▸ Records to process:
------------------------------------------------------------

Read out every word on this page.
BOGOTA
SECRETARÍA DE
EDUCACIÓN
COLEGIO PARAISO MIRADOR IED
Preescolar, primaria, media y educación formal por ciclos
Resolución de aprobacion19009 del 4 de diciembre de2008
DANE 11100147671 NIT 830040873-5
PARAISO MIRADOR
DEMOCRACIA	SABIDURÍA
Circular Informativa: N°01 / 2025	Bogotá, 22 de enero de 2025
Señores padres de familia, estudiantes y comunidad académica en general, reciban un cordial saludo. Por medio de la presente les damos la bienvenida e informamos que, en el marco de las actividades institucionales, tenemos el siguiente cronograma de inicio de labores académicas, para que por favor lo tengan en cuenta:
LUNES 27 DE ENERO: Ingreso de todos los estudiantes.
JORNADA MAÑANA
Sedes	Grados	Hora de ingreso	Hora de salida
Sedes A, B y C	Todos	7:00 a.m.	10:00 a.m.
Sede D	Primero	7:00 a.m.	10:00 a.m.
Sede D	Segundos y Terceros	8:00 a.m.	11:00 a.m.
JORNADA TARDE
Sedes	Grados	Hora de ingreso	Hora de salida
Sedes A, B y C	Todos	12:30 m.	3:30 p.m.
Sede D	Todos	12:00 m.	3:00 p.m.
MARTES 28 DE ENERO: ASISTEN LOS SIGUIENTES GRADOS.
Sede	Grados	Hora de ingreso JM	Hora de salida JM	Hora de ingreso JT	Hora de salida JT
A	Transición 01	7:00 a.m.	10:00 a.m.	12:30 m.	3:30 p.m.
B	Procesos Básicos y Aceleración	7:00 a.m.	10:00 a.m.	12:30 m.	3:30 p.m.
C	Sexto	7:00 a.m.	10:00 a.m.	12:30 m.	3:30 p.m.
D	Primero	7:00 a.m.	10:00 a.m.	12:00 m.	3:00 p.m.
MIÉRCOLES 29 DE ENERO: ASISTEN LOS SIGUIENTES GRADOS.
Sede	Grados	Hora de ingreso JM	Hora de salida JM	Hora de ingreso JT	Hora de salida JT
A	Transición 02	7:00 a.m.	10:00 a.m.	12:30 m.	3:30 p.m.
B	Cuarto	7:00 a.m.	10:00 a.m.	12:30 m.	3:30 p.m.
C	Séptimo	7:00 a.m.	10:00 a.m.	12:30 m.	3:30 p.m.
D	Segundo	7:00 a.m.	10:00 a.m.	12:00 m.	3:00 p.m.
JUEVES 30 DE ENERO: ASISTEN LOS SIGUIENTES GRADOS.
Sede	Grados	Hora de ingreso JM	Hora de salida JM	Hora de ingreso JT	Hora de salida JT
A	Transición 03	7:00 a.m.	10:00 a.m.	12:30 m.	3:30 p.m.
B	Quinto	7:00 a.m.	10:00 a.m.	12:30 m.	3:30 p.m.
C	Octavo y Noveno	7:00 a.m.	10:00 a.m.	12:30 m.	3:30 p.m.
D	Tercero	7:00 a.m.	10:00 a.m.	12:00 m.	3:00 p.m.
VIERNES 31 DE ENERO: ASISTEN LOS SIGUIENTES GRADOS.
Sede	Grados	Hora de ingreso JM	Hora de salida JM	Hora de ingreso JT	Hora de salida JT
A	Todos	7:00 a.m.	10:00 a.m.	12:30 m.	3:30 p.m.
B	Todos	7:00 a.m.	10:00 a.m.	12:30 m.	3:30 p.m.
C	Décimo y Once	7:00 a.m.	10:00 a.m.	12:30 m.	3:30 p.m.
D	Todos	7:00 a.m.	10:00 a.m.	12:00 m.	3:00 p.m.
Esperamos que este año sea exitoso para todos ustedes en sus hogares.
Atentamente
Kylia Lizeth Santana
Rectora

------------------------------------------------------------

▸ Stated goal: Extract every line from the records above that contains the word "SIGUIENTES".

▸ Solved exercise:
MARTES 28 DE ENERO: ASISTEN LOS SIGUIENTES GRADOS.
MIÉRCOLES 29 DE ENERO: ASISTEN LOS SIGUIENTES GRADOS.
JUEVES 30 DE ENERO: ASISTEN LOS SIGUIENTES GRADOS.
VIERNES 31 DE ENERO: ASISTEN LOS SIGUIENTES GRADOS.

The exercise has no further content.